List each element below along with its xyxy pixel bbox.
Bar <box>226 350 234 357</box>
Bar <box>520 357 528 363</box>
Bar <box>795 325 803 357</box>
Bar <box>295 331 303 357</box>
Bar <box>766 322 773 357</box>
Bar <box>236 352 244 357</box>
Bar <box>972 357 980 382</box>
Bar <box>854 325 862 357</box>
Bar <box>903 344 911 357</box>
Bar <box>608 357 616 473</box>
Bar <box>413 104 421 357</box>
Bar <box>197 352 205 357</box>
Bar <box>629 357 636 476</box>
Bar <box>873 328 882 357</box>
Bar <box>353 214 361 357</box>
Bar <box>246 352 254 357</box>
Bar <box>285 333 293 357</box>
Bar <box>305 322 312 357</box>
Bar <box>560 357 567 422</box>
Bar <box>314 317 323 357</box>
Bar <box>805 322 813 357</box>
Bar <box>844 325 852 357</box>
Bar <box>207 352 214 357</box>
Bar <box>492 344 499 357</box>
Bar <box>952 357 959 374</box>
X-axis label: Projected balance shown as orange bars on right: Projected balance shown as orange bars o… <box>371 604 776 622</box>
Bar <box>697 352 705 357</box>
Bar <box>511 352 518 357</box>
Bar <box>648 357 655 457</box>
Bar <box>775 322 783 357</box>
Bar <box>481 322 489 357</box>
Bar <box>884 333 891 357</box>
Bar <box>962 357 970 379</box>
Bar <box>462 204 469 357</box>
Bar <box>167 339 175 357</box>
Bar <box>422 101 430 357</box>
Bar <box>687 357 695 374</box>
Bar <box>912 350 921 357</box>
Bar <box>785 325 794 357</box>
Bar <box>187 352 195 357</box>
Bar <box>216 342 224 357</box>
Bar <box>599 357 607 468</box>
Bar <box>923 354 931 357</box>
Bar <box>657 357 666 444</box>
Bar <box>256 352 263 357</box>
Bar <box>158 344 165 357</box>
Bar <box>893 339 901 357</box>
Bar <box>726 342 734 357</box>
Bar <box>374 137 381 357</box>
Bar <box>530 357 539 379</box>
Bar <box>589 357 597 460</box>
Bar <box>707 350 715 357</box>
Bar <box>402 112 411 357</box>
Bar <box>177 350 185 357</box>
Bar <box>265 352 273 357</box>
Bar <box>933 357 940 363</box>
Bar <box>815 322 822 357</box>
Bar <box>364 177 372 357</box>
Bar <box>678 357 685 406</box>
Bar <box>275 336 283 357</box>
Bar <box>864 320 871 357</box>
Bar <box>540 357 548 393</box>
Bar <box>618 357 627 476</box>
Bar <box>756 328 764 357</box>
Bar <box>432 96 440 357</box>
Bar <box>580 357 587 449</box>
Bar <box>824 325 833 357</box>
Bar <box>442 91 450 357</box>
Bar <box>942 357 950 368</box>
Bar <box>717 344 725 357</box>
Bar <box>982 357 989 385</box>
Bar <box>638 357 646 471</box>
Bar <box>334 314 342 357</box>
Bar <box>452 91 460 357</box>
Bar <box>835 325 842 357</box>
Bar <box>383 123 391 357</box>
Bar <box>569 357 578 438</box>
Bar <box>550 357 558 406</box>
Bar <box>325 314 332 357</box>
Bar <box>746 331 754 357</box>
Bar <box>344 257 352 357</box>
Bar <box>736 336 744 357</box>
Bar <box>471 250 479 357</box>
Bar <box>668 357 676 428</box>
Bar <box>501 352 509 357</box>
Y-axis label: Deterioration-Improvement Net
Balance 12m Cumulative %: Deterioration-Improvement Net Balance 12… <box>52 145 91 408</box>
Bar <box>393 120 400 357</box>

═══

**Task instructions**.
Reproduce the material above word for word, keeping every line in its original order.

**Final result**.
List each element below along with its xyxy pixel bbox.
Bar <box>226 350 234 357</box>
Bar <box>520 357 528 363</box>
Bar <box>795 325 803 357</box>
Bar <box>295 331 303 357</box>
Bar <box>766 322 773 357</box>
Bar <box>236 352 244 357</box>
Bar <box>972 357 980 382</box>
Bar <box>854 325 862 357</box>
Bar <box>903 344 911 357</box>
Bar <box>608 357 616 473</box>
Bar <box>413 104 421 357</box>
Bar <box>197 352 205 357</box>
Bar <box>629 357 636 476</box>
Bar <box>873 328 882 357</box>
Bar <box>353 214 361 357</box>
Bar <box>246 352 254 357</box>
Bar <box>285 333 293 357</box>
Bar <box>305 322 312 357</box>
Bar <box>560 357 567 422</box>
Bar <box>314 317 323 357</box>
Bar <box>805 322 813 357</box>
Bar <box>844 325 852 357</box>
Bar <box>207 352 214 357</box>
Bar <box>492 344 499 357</box>
Bar <box>952 357 959 374</box>
X-axis label: Projected balance shown as orange bars on right: Projected balance shown as orange bars o… <box>371 604 776 622</box>
Bar <box>697 352 705 357</box>
Bar <box>511 352 518 357</box>
Bar <box>648 357 655 457</box>
Bar <box>775 322 783 357</box>
Bar <box>481 322 489 357</box>
Bar <box>884 333 891 357</box>
Bar <box>962 357 970 379</box>
Bar <box>462 204 469 357</box>
Bar <box>167 339 175 357</box>
Bar <box>422 101 430 357</box>
Bar <box>687 357 695 374</box>
Bar <box>912 350 921 357</box>
Bar <box>785 325 794 357</box>
Bar <box>187 352 195 357</box>
Bar <box>216 342 224 357</box>
Bar <box>599 357 607 468</box>
Bar <box>923 354 931 357</box>
Bar <box>657 357 666 444</box>
Bar <box>256 352 263 357</box>
Bar <box>158 344 165 357</box>
Bar <box>893 339 901 357</box>
Bar <box>726 342 734 357</box>
Bar <box>374 137 381 357</box>
Bar <box>530 357 539 379</box>
Bar <box>589 357 597 460</box>
Bar <box>707 350 715 357</box>
Bar <box>402 112 411 357</box>
Bar <box>177 350 185 357</box>
Bar <box>265 352 273 357</box>
Bar <box>933 357 940 363</box>
Bar <box>815 322 822 357</box>
Bar <box>364 177 372 357</box>
Bar <box>678 357 685 406</box>
Bar <box>275 336 283 357</box>
Bar <box>864 320 871 357</box>
Bar <box>540 357 548 393</box>
Bar <box>618 357 627 476</box>
Bar <box>756 328 764 357</box>
Bar <box>432 96 440 357</box>
Bar <box>580 357 587 449</box>
Bar <box>824 325 833 357</box>
Bar <box>442 91 450 357</box>
Bar <box>942 357 950 368</box>
Bar <box>717 344 725 357</box>
Bar <box>982 357 989 385</box>
Bar <box>638 357 646 471</box>
Bar <box>334 314 342 357</box>
Bar <box>452 91 460 357</box>
Bar <box>835 325 842 357</box>
Bar <box>383 123 391 357</box>
Bar <box>569 357 578 438</box>
Bar <box>550 357 558 406</box>
Bar <box>325 314 332 357</box>
Bar <box>746 331 754 357</box>
Bar <box>344 257 352 357</box>
Bar <box>736 336 744 357</box>
Bar <box>471 250 479 357</box>
Bar <box>668 357 676 428</box>
Bar <box>501 352 509 357</box>
Y-axis label: Deterioration-Improvement Net
Balance 12m Cumulative %: Deterioration-Improvement Net Balance 12… <box>52 145 91 408</box>
Bar <box>393 120 400 357</box>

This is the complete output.